Polemik tentang problem pengadaan
barang/jasa telah berlangsung sejak lama, peraturan yang mendasarinya pun dari
tahun ke tahun senantiasa bergantian. Namun apakah problem pengadaan kemudian
menjadi selesai karenanya? Tentunya perlu analisis lebih lanjut. Namun secara
umum peraturan presiden no 45 /2010 tentang Pedoman Pengadaan Barang/Jasa
Pemerintah yang menggantikan Kepress 80/2003 memang menyiratkan beberapa
perbaikan, salah satunya klausul tentang pembentukan ULP meskipun masih juga
menyediakan banyak klausul yang menjadi “celah” bagi proses pengadaan yang
tidak sehat. Oleh karena itu, tulisan kali
ini hanya akan membahas lebih lanjut tentang isu ULP yang menurut
perpres 54/2010 akan diwajibkan pada tahun 2014.
Isu unit layanan pengadaan
barang/jasa (ULP) merupakan isu yang sudah lama bergulir, jauh sebelum lahirnya
perpres 54 ini. Tepatnya istilah ULP mulai dikenal sejak Kepres 80/2003, namun
bentuk dan kejelasan tentang ULP belum secara tegas diatur didalam kepres
80/2003 tersebut. Namun demikian, sejak saat itu sudah mulai bermunculan
ULP-ULP diberbagai daerah dengan bentuk dan tugas yang bermacam-macam,
disesuaikan dengan “ijtihad”masing-masing disesuaikan dengan tafsir mereka terhadap
peraturan perundang-undangan yang terkait.
Selain berdasarkan Kepres
80/2003, Dorongan pembentukan ULP ini juga didasari oleh terjadinya masalah-masalah
disektor pengadaan barang/jasa. salah satunya adalah adanya kewajiban pemilihan
pengadaan barang/jasa yang harus dilakukan oleh personal yang bersertifikat,
sementara jumlah pegawai yang memiliki sertifikat pengadaan barang/jasa di
daerah tersebut sangat sedikit. Nah, untuk mengatasi permasalahan tersebut,
pembentukan ULP dianggap merupakan salah satu solusi, sehingga dengan
memusatkan seluruh proses pemilihan penyedia barang/jasa di ULP, maka kebutuhan
jumlah pegawai yang akan menangani itu akan lebih lebih efisien dibandingkan
dengan total kebutuhan pegawai jika
pengadaan dilakukan di masing-masing OPD.

» SOAL
a: Berdasarkan tulisan tentang unit layanan pengadaan, mengapa pembentukan ULP dianggap sebagai salah satu solusi? Jawablah dalam satu hingga tiga kalimat.
b: Rangkumlah tulisan tentang unit layanan pengadaan dalam dua kalimat.
c: Salinlah kata demi kata bagian tulisan tentang unit layanan pengadaan dari "Selain berdasarkan Kepres" sampai "di masing-masing OPD.".

(Daftar wilayah beranotasi)

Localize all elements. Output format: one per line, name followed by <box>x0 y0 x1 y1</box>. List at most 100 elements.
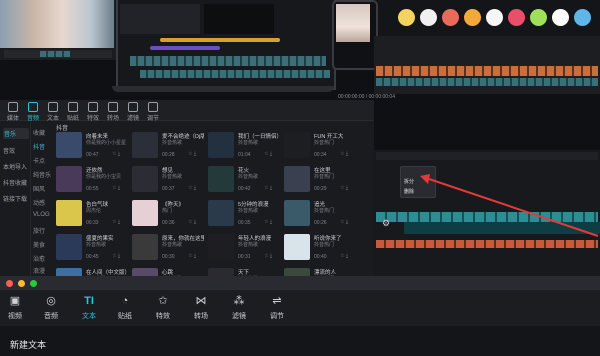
sticker-item[interactable] <box>398 9 415 26</box>
tab-filter[interactable]: ⁂ 滤镜 <box>224 295 254 321</box>
window-close-button[interactable] <box>6 280 13 287</box>
tab-sticker[interactable]: ◔ 贴纸 <box>110 295 140 321</box>
favorite-download-icon[interactable]: ☆ ⤓ <box>340 253 348 259</box>
favorite-download-icon[interactable]: ☆ ⤓ <box>112 185 120 191</box>
music-card[interactable]: 向着未来 你是我的小小星星 00:47 ☆ ⤓ <box>56 132 128 164</box>
category-local[interactable]: 本地导入 <box>3 162 27 171</box>
favorite-download-icon[interactable]: ☆ ⤓ <box>112 219 120 225</box>
music-duration: 00:28 <box>162 152 175 158</box>
music-card[interactable]: 我们（一日情侣） 抖音热歌 01:04 ☆ ⤓ <box>208 132 280 164</box>
music-artist: 抖音热歌 <box>238 174 259 180</box>
tab-sticker[interactable]: 贴纸 <box>62 102 84 122</box>
tab-filter[interactable]: 滤镜 <box>122 102 144 122</box>
music-duration: 00:34 <box>314 152 327 158</box>
music-card[interactable]: 想见 抖音热歌 00:37 ☆ ⤓ <box>132 166 204 198</box>
favorite-download-icon[interactable]: ☆ ⤓ <box>112 151 120 157</box>
favorite-download-icon[interactable]: ☆ ⤓ <box>264 151 272 157</box>
music-card[interactable]: 5分钟的浪漫 抖音热歌 00:35 ☆ ⤓ <box>208 200 280 232</box>
tab-effects[interactable]: ✩ 特效 <box>148 295 178 321</box>
tab-audio[interactable]: ◎ 音频 <box>36 295 66 321</box>
music-card[interactable]: 爱不会绝迹（Dj版）抖音热歌00:28☆ ⤓ <box>132 132 204 164</box>
favorite-download-icon[interactable]: ☆ ⤓ <box>188 253 196 259</box>
music-card[interactable]: FUN 开工大 抖音热门 00:34 ☆ ⤓ <box>284 132 356 164</box>
favorite-download-icon[interactable]: ☆ ⤓ <box>340 219 348 225</box>
music-card[interactable]: 告白气球 周杰伦 00:33 ☆ ⤓ <box>56 200 128 232</box>
favorite-download-icon[interactable]: ☆ ⤓ <box>188 185 196 191</box>
music-duration: 00:36 <box>162 220 175 226</box>
sticker-item[interactable] <box>574 9 591 26</box>
sticker-item[interactable] <box>486 9 503 26</box>
subcategory[interactable]: 治愈 <box>33 254 45 263</box>
favorite-download-icon[interactable]: ☆ ⤓ <box>112 253 120 259</box>
tab-text[interactable]: 文本 <box>42 102 64 122</box>
subcategory[interactable]: 旅行 <box>33 226 45 235</box>
window-maximize-button[interactable] <box>30 280 37 287</box>
subcategory[interactable]: 国风 <box>33 184 45 193</box>
adjust-icon: ⇌ <box>272 295 282 307</box>
subcategory[interactable]: 浪漫 <box>33 266 45 275</box>
music-card[interactable]: 盛夏的果实 抖音热歌 00:45 ☆ ⤓ <box>56 234 128 266</box>
music-card[interactable]: 花火 抖音热歌 00:42 ☆ ⤓ <box>208 166 280 198</box>
category-douyin-fav[interactable]: 抖音收藏 <box>3 178 27 187</box>
tab-adjust[interactable]: 调节 <box>142 102 164 122</box>
effects-icon: ✩ <box>158 295 168 307</box>
sticker-item[interactable] <box>552 9 569 26</box>
music-artist: 抖音热歌 <box>162 174 183 180</box>
category-sfx[interactable]: 音效 <box>3 146 15 155</box>
favorite-download-icon[interactable]: ☆ ⤓ <box>188 151 196 157</box>
sticker-item[interactable] <box>464 9 481 26</box>
gear-icon[interactable]: ⚙ <box>382 218 390 229</box>
favorite-download-icon[interactable]: ☆ ⤓ <box>264 219 272 225</box>
music-card[interactable]: 还依然 你是我的小宝贝 00:55 ☆ ⤓ <box>56 166 128 198</box>
music-card[interactable]: 《昨天》 热门 00:36 ☆ ⤓ <box>132 200 204 232</box>
music-card[interactable]: 听说你来了 抖音热门 00:40 ☆ ⤓ <box>284 234 356 266</box>
favorite-download-icon[interactable]: ☆ ⤓ <box>188 219 196 225</box>
grid-header: 抖音 <box>56 126 69 132</box>
music-artist: 抖音热门 <box>314 140 335 146</box>
music-artist: 抖音热歌 <box>162 242 183 248</box>
tab-transition[interactable]: ⋈ 转场 <box>186 295 216 321</box>
favorite-download-icon[interactable]: ☆ ⤓ <box>340 151 348 157</box>
tab-transition[interactable]: 转场 <box>102 102 124 122</box>
subcategory[interactable]: 卡点 <box>33 156 45 165</box>
tab-effects[interactable]: 特效 <box>82 102 104 122</box>
context-menu-item[interactable]: 删除 <box>404 188 414 195</box>
music-thumbnail <box>284 132 310 158</box>
music-artist: 抖音热门 <box>314 242 335 248</box>
music-card[interactable]: 原来，你就在这里 抖音热歌 00:30 ☆ ⤓ <box>132 234 204 266</box>
music-duration: 00:37 <box>162 186 175 192</box>
music-artist: 抖音热歌 <box>162 140 183 146</box>
red-arrow <box>420 174 599 237</box>
tab-audio[interactable]: 音频 <box>22 102 44 122</box>
preview-photo <box>0 0 114 48</box>
category-music[interactable]: 音乐 <box>3 128 29 139</box>
transition-icon: ⋈ <box>195 295 207 307</box>
sticker-item[interactable] <box>508 9 525 26</box>
text-icon <box>48 102 58 112</box>
subcategory[interactable]: VLOG <box>33 212 50 218</box>
favorite-download-icon[interactable]: ☆ ⤓ <box>340 185 348 191</box>
subcategory[interactable]: 动感 <box>33 198 45 207</box>
subcategory[interactable]: 美食 <box>33 240 45 249</box>
subcategory[interactable]: 抖音 <box>33 142 45 151</box>
music-duration: 01:04 <box>238 152 251 158</box>
music-card[interactable]: 在这里 抖音热门 00:29 ☆ ⤓ <box>284 166 356 198</box>
subcategory[interactable]: 收藏 <box>33 128 45 137</box>
sticker-item[interactable] <box>530 9 547 26</box>
new-text-button[interactable]: 新建文本 <box>10 338 46 351</box>
music-card[interactable]: 年轻人的浪漫 抖音热歌 00:31 ☆ ⤓ <box>208 234 280 266</box>
window-minimize-button[interactable] <box>18 280 25 287</box>
music-card[interactable]: 追光 抖音热门 00:26 ☆ ⤓ <box>284 200 356 232</box>
tab-media[interactable]: 媒体 <box>2 102 24 122</box>
favorite-download-icon[interactable]: ☆ ⤓ <box>264 185 272 191</box>
favorite-download-icon[interactable]: ☆ ⤓ <box>264 253 272 259</box>
tab-adjust[interactable]: ⇌ 调节 <box>262 295 292 321</box>
context-menu-item[interactable]: 拆分 <box>404 178 414 185</box>
subcategory[interactable]: 纯音乐 <box>33 170 51 179</box>
category-link[interactable]: 链接下载 <box>3 194 27 203</box>
sticker-item[interactable] <box>420 9 437 26</box>
tab-video[interactable]: ▣ 视频 <box>0 295 30 321</box>
tab-text[interactable]: TI 文本 <box>74 295 104 321</box>
sticker-icon <box>68 102 78 112</box>
sticker-item[interactable] <box>442 9 459 26</box>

» JAWABAN LENGKAP
a: Pemilihan penyedia barang/jasa wajib dilakukan oleh personal bersertifikat, sedangkan jumlah pegawai bersertifikat pengadaan di daerah sangat sedikit. Dengan memusatkan seluruh proses pemilihan penyedia di ULP, kebutuhan jumlah pegawai menjadi lebih efisien dibandingkan jika pengadaan dilakukan di masing-masing OPD.

b: Polemik pengadaan barang/jasa telah berlangsung lama dengan peraturan yang terus berganti, dan tulisan ini membahas isu ULP yang menurut perpres 54/2010 akan diwajibkan pada tahun 2014. Istilah ULP mulai dikenal sejak Kepres 80/2003 tanpa pengaturan yang tegas, dan pembentukannya juga didorong oleh sedikitnya pegawai bersertifikat pengadaan, sehingga pemusatan pemilihan penyedia di ULP dipandang lebih efisien.

c:
Selain berdasarkan Kepres
80/2003, Dorongan pembentukan ULP ini juga didasari oleh terjadinya masalah-masalah
disektor pengadaan barang/jasa. salah satunya adalah adanya kewajiban pemilihan
pengadaan barang/jasa yang harus dilakukan oleh personal yang bersertifikat,
sementara jumlah pegawai yang memiliki sertifikat pengadaan barang/jasa di
daerah tersebut sangat sedikit. Nah, untuk mengatasi permasalahan tersebut,
pembentukan ULP dianggap merupakan salah satu solusi, sehingga dengan
memusatkan seluruh proses pemilihan penyedia barang/jasa di ULP, maka kebutuhan
jumlah pegawai yang akan menangani itu akan lebih lebih efisien dibandingkan
dengan total kebutuhan pegawai jika
pengadaan dilakukan di masing-masing OPD.